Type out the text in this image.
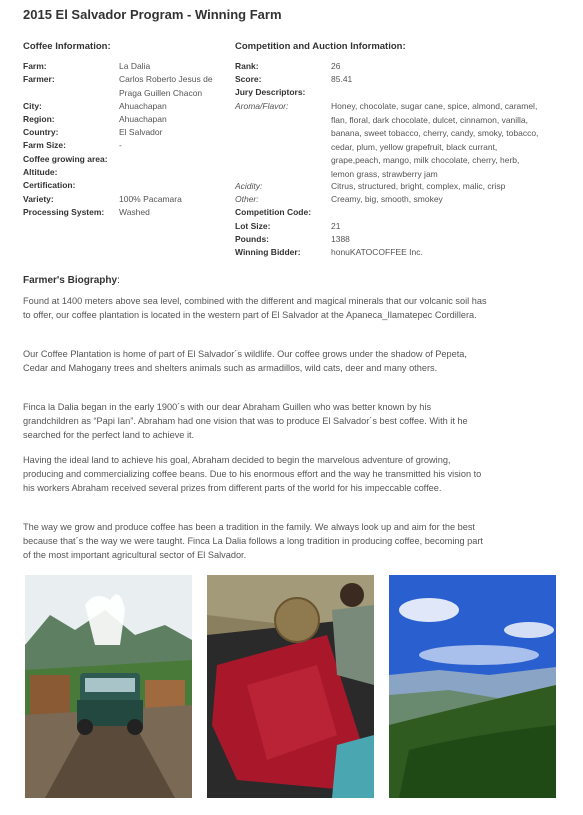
2015 El Salvador Program - Winning Farm
Coffee Information:
Farm:	La Dalia
Farmer:	Carlos Roberto Jesus de Praga Guillen Chacon
City:	Ahuachapan
Region:	Ahuachapan
Country:	El Salvador
Farm Size:	-
Coffee growing area:
Altitude:
Certification:
Variety:	100% Pacamara
Processing System:	Washed
Competition and Auction Information:
Rank:	26
Score:	85.41
Jury Descriptors:
Aroma/Flavor:	Honey, chocolate, sugar cane, spice, almond, caramel, flan, floral, dark chocolate, dulcet, cinnamon, vanilla, banana, sweet tobacco, cherry, candy, smoky, tobacco, cedar, plum, yellow grapefruit, black currant, grape,peach, mango, milk chocolate, cherry, herb, lemon grass, strawberry jam
Acidity:	Citrus, structured, bright, complex, malic, crisp
Other:	Creamy, big, smooth, smokey
Competition Code:
Lot Size:	21
Pounds:	1388
Winning Bidder:	honuKATOCOFFEE Inc.
Farmer's Biography:

Found at 1400 meters above sea level, combined with the different and magical minerals that our volcanic soil has to offer, our coffee plantation is located in the western part of El Salvador at the Apaneca_Ilamatepec Cordillera.

Our Coffee Plantation is home of part of El Salvador´s wildlife. Our coffee grows under the shadow of Pepeta, Cedar and Mahogany trees and shelters animals such as armadillos, wild cats, deer and many others.

Finca la Dalia began in the early 1900´s with our dear Abraham Guillen who was better known by his grandchildren as “Papi Ian”. Abraham had one vision that was to produce El Salvador´s best coffee. With it he searched for the perfect land to achieve it.

Having the ideal land to achieve his goal, Abraham decided to begin the marvelous adventure of growing, producing and commercializing coffee beans. Due to his enormous effort and the way he transmitted his vision to his workers Abraham received several prizes from different parts of the world for his impeccable coffee.

The way we grow and produce coffee has been a tradition in the family. We always look up and aim for the best because that´s the way we were taught. Finca La Dalia follows a long tradition in producing coffee, becoming part of the most important agricultural sector of El Salvador.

--------------------------------

WHAT IS EXPECTED: Which lines above hold the word "achieve"? Copy each of them.

OUTPUT OF THE EXERCISE:
Finca la Dalia began in the early 1900´s with our dear Abraham Guillen who was better known by his grandchildren as “Papi Ian”. Abraham had one vision that was to produce El Salvador´s best coffee. With it he searched for the perfect land to achieve it.
Having the ideal land to achieve his goal, Abraham decided to begin the marvelous adventure of growing, producing and commercializing coffee beans. Due to his enormous effort and the way he transmitted his vision to his workers Abraham received several prizes from different parts of the world for his impeccable coffee.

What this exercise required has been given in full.